Exercise - Set out each line of the listing below as a numbered list, skipping any blank lines.

Data extracted from a collection -
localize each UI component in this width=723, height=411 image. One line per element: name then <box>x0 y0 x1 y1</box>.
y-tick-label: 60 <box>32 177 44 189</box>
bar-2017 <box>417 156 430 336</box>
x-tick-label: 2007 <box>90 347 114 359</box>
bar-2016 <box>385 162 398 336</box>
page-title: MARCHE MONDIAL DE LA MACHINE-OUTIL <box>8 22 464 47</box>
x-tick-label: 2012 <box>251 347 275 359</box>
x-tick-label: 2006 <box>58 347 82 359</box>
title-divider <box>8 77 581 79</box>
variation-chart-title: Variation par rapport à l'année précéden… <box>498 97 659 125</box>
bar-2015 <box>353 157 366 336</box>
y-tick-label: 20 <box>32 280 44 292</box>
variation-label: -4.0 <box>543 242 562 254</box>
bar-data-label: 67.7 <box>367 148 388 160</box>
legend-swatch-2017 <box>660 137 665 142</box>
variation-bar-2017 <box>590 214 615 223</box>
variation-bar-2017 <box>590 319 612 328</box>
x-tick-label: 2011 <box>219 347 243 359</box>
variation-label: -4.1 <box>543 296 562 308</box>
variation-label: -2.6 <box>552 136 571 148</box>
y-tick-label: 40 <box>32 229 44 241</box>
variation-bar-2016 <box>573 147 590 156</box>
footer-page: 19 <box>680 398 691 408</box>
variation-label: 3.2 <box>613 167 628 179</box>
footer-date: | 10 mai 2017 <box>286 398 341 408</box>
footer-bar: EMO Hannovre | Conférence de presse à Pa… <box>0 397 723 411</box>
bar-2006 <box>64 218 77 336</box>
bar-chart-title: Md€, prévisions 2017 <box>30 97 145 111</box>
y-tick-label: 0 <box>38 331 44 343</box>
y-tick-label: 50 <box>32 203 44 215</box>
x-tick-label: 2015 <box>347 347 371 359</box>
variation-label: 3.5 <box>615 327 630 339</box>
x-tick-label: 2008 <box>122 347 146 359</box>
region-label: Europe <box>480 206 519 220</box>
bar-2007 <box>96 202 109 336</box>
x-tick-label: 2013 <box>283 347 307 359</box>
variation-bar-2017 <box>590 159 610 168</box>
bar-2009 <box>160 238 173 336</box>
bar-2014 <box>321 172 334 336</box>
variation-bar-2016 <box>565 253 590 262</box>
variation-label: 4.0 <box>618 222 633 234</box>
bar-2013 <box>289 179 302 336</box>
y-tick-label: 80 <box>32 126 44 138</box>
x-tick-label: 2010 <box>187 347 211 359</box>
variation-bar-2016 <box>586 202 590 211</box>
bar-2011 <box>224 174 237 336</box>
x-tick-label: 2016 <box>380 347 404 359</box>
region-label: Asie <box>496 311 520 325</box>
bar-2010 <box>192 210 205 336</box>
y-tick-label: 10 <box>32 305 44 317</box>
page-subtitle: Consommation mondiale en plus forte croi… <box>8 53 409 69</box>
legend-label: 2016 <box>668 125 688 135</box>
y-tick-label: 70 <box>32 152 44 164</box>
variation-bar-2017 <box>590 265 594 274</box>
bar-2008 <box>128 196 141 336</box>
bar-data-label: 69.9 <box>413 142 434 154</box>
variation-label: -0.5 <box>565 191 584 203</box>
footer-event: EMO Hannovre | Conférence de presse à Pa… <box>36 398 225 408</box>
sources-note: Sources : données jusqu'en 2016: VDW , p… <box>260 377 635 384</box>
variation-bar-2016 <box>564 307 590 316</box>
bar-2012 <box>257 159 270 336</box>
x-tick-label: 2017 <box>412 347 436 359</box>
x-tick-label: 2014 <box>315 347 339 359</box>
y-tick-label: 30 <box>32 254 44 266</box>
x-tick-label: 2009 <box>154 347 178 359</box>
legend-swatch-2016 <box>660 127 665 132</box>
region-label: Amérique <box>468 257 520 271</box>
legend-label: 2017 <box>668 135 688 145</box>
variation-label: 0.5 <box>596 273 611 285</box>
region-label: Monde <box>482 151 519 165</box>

Worked answer -
1. localize each UI component in this width=723, height=411 image. One line per element: name then <box>x0 y0 x1 y1</box>.
2. y-tick-label: 60 <box>32 177 44 189</box>
3. bar-2017 <box>417 156 430 336</box>
4. x-tick-label: 2007 <box>90 347 114 359</box>
5. bar-2016 <box>385 162 398 336</box>
6. page-title: MARCHE MONDIAL DE LA MACHINE-OUTIL <box>8 22 464 47</box>
7. x-tick-label: 2012 <box>251 347 275 359</box>
8. x-tick-label: 2006 <box>58 347 82 359</box>
9. title-divider <box>8 77 581 79</box>
10. variation-chart-title: Variation par rapport à l'année précéden… <box>498 97 659 125</box>
11. bar-2015 <box>353 157 366 336</box>
12. y-tick-label: 20 <box>32 280 44 292</box>
13. variation-label: -4.0 <box>543 242 562 254</box>
14. bar-data-label: 67.7 <box>367 148 388 160</box>
15. legend-swatch-2017 <box>660 137 665 142</box>
16. variation-bar-2017 <box>590 214 615 223</box>
17. variation-bar-2017 <box>590 319 612 328</box>
18. x-tick-label: 2011 <box>219 347 243 359</box>
19. variation-label: -4.1 <box>543 296 562 308</box>
20. variation-label: -2.6 <box>552 136 571 148</box>
21. y-tick-label: 40 <box>32 229 44 241</box>
22. variation-bar-2016 <box>573 147 590 156</box>
23. footer-page: 19 <box>680 398 691 408</box>
24. variation-label: 3.2 <box>613 167 628 179</box>
25. footer-date: | 10 mai 2017 <box>286 398 341 408</box>
26. footer-bar: EMO Hannovre | Conférence de presse à Pa… <box>0 397 723 411</box>
27. bar-2006 <box>64 218 77 336</box>
28. bar-chart-title: Md€, prévisions 2017 <box>30 97 145 111</box>
29. y-tick-label: 0 <box>38 331 44 343</box>
30. y-tick-label: 50 <box>32 203 44 215</box>
31. x-tick-label: 2015 <box>347 347 371 359</box>
32. variation-label: 3.5 <box>615 327 630 339</box>
33. x-tick-label: 2008 <box>122 347 146 359</box>
34. region-label: Europe <box>480 206 519 220</box>
35. bar-2007 <box>96 202 109 336</box>
36. x-tick-label: 2013 <box>283 347 307 359</box>
37. variation-bar-2017 <box>590 159 610 168</box>
38. bar-2009 <box>160 238 173 336</box>
39. bar-2014 <box>321 172 334 336</box>
40. variation-bar-2016 <box>565 253 590 262</box>
41. variation-label: 4.0 <box>618 222 633 234</box>
42. bar-2013 <box>289 179 302 336</box>
43. y-tick-label: 80 <box>32 126 44 138</box>
44. x-tick-label: 2010 <box>187 347 211 359</box>
45. variation-bar-2016 <box>586 202 590 211</box>
46. bar-2011 <box>224 174 237 336</box>
47. x-tick-label: 2016 <box>380 347 404 359</box>
48. region-label: Asie <box>496 311 520 325</box>
49. bar-2010 <box>192 210 205 336</box>
50. y-tick-label: 10 <box>32 305 44 317</box>
51. page-subtitle: Consommation mondiale en plus forte croi… <box>8 53 409 69</box>
52. legend-label: 2016 <box>668 125 688 135</box>
53. y-tick-label: 70 <box>32 152 44 164</box>
54. variation-bar-2017 <box>590 265 594 274</box>
55. bar-2008 <box>128 196 141 336</box>
56. bar-data-label: 69.9 <box>413 142 434 154</box>
57. variation-label: -0.5 <box>565 191 584 203</box>
58. footer-event: EMO Hannovre | Conférence de presse à Pa… <box>36 398 225 408</box>
59. sources-note: Sources : données jusqu'en 2016: VDW , p… <box>260 377 635 384</box>
60. variation-bar-2016 <box>564 307 590 316</box>
61. bar-2012 <box>257 159 270 336</box>
62. x-tick-label: 2017 <box>412 347 436 359</box>
63. x-tick-label: 2014 <box>315 347 339 359</box>
64. y-tick-label: 30 <box>32 254 44 266</box>
65. x-tick-label: 2009 <box>154 347 178 359</box>
66. legend-swatch-2016 <box>660 127 665 132</box>
67. region-label: Amérique <box>468 257 520 271</box>
68. legend-label: 2017 <box>668 135 688 145</box>
69. variation-label: 0.5 <box>596 273 611 285</box>
70. region-label: Monde <box>482 151 519 165</box>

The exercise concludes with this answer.